## Task prompt
Rewrite the rows below with every "text-line" changed to "body-line" and everything else left as it is. Omit the pictures from your output.

## Given data

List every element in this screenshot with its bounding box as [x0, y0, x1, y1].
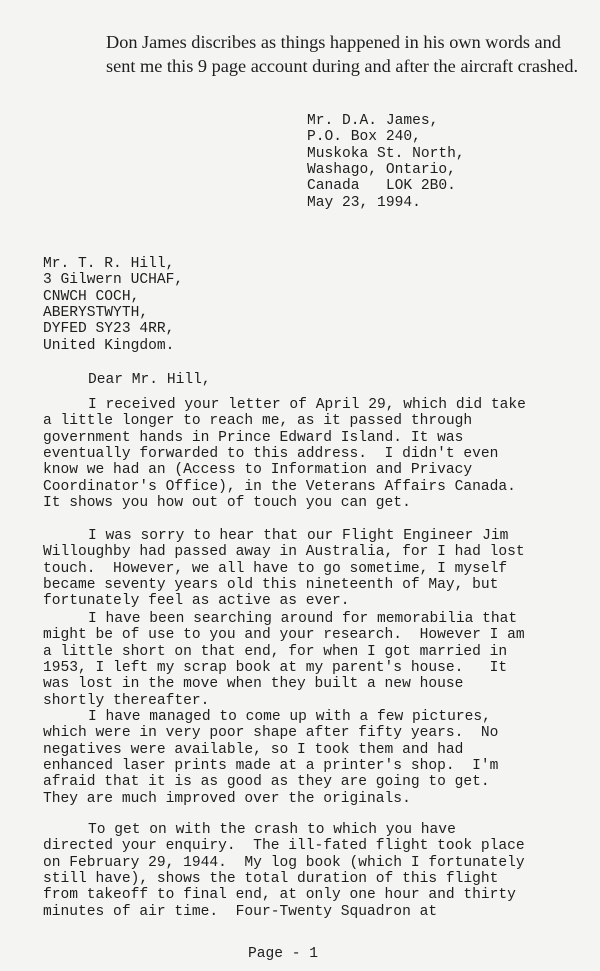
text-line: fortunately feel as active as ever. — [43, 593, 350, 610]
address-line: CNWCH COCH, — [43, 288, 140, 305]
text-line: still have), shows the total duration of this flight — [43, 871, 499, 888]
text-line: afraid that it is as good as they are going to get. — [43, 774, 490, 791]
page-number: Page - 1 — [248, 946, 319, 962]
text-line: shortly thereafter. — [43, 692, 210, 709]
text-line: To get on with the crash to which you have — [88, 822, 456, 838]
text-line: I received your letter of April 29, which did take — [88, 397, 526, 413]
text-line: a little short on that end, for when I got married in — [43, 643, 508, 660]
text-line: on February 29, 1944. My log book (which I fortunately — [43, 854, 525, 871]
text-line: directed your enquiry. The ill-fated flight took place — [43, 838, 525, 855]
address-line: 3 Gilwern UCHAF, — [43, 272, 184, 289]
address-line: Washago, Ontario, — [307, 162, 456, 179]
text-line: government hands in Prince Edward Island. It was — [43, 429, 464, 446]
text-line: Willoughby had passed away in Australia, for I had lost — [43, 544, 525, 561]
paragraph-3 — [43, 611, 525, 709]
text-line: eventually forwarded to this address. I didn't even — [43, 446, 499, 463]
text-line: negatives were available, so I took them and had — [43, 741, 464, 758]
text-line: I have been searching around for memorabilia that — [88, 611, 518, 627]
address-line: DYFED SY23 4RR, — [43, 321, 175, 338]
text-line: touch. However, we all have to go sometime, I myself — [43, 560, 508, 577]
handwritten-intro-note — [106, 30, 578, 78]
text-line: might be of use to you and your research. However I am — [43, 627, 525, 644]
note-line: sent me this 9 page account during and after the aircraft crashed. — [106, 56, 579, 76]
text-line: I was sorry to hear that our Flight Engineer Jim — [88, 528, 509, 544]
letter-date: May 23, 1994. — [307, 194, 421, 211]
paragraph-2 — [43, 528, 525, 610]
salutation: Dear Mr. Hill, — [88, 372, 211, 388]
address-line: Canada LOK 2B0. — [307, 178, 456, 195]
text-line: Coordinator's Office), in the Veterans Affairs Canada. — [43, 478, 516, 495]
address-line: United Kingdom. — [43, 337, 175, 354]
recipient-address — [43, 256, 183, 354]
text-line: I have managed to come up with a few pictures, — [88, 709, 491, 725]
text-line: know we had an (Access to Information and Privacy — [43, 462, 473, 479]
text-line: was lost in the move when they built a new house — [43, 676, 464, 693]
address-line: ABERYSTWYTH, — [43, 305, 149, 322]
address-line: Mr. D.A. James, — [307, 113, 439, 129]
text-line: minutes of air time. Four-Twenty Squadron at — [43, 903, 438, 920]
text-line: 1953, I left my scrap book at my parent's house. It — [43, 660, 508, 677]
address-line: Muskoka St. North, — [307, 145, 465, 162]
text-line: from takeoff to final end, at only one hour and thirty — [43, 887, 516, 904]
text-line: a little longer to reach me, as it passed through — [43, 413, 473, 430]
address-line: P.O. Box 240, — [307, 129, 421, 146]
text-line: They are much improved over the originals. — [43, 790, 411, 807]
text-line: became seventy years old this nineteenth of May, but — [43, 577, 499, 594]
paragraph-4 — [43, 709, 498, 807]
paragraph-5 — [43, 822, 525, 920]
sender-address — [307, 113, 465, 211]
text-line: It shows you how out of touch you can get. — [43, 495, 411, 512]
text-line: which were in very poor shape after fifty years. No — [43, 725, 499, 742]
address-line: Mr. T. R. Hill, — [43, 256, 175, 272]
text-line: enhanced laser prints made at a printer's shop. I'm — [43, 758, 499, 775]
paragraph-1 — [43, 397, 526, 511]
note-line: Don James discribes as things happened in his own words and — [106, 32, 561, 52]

## Result below
List every element in this screenshot with its bounding box as [x0, y0, x1, y1].
body-line: fortunately feel as active as ever. — [43, 593, 350, 610]
address-line: CNWCH COCH, — [43, 288, 140, 305]
body-line: still have), shows the total duration of this flight — [43, 871, 499, 888]
body-line: afraid that it is as good as they are going to get. — [43, 774, 490, 791]
page-number: Page - 1 — [248, 946, 319, 962]
body-line: shortly thereafter. — [43, 692, 210, 709]
body-line: To get on with the crash to which you have — [88, 822, 456, 838]
body-line: I received your letter of April 29, which did take — [88, 397, 526, 413]
body-line: a little short on that end, for when I got married in — [43, 643, 508, 660]
body-line: on February 29, 1944. My log book (which I fortunately — [43, 854, 525, 871]
body-line: directed your enquiry. The ill-fated flight took place — [43, 838, 525, 855]
address-line: 3 Gilwern UCHAF, — [43, 272, 184, 289]
address-line: Washago, Ontario, — [307, 162, 456, 179]
body-line: government hands in Prince Edward Island. It was — [43, 429, 464, 446]
body-line: Willoughby had passed away in Australia, for I had lost — [43, 544, 525, 561]
paragraph-3 — [43, 611, 525, 709]
body-line: eventually forwarded to this address. I didn't even — [43, 446, 499, 463]
body-line: negatives were available, so I took them and had — [43, 741, 464, 758]
body-line: I have been searching around for memorabilia that — [88, 611, 518, 627]
address-line: DYFED SY23 4RR, — [43, 321, 175, 338]
body-line: touch. However, we all have to go sometime, I myself — [43, 560, 508, 577]
handwritten-intro-note — [106, 30, 578, 78]
body-line: might be of use to you and your research. However I am — [43, 627, 525, 644]
note-line: sent me this 9 page account during and after the aircraft crashed. — [106, 56, 579, 76]
body-line: I was sorry to hear that our Flight Engineer Jim — [88, 528, 509, 544]
letter-date: May 23, 1994. — [307, 194, 421, 211]
paragraph-2 — [43, 528, 525, 610]
salutation: Dear Mr. Hill, — [88, 372, 211, 388]
address-line: Canada LOK 2B0. — [307, 178, 456, 195]
body-line: Coordinator's Office), in the Veterans Affairs Canada. — [43, 478, 516, 495]
address-line: United Kingdom. — [43, 337, 175, 354]
recipient-address — [43, 256, 183, 354]
body-line: I have managed to come up with a few pictures, — [88, 709, 491, 725]
body-line: know we had an (Access to Information and Privacy — [43, 462, 473, 479]
body-line: was lost in the move when they built a new house — [43, 676, 464, 693]
address-line: ABERYSTWYTH, — [43, 305, 149, 322]
address-line: Mr. D.A. James, — [307, 113, 439, 129]
body-line: minutes of air time. Four-Twenty Squadron at — [43, 903, 438, 920]
body-line: 1953, I left my scrap book at my parent's house. It — [43, 660, 508, 677]
address-line: Muskoka St. North, — [307, 145, 465, 162]
body-line: from takeoff to final end, at only one hour and thirty — [43, 887, 516, 904]
body-line: a little longer to reach me, as it passed through — [43, 413, 473, 430]
address-line: P.O. Box 240, — [307, 129, 421, 146]
body-line: They are much improved over the originals. — [43, 790, 411, 807]
body-line: became seventy years old this nineteenth of May, but — [43, 577, 499, 594]
paragraph-4 — [43, 709, 498, 807]
paragraph-5 — [43, 822, 525, 920]
sender-address — [307, 113, 465, 211]
body-line: It shows you how out of touch you can get. — [43, 495, 411, 512]
body-line: which were in very poor shape after fifty years. No — [43, 725, 499, 742]
address-line: Mr. T. R. Hill, — [43, 256, 175, 272]
body-line: enhanced laser prints made at a printer's shop. I'm — [43, 758, 499, 775]
paragraph-1 — [43, 397, 526, 511]
note-line: Don James discribes as things happened in his own words and — [106, 32, 561, 52]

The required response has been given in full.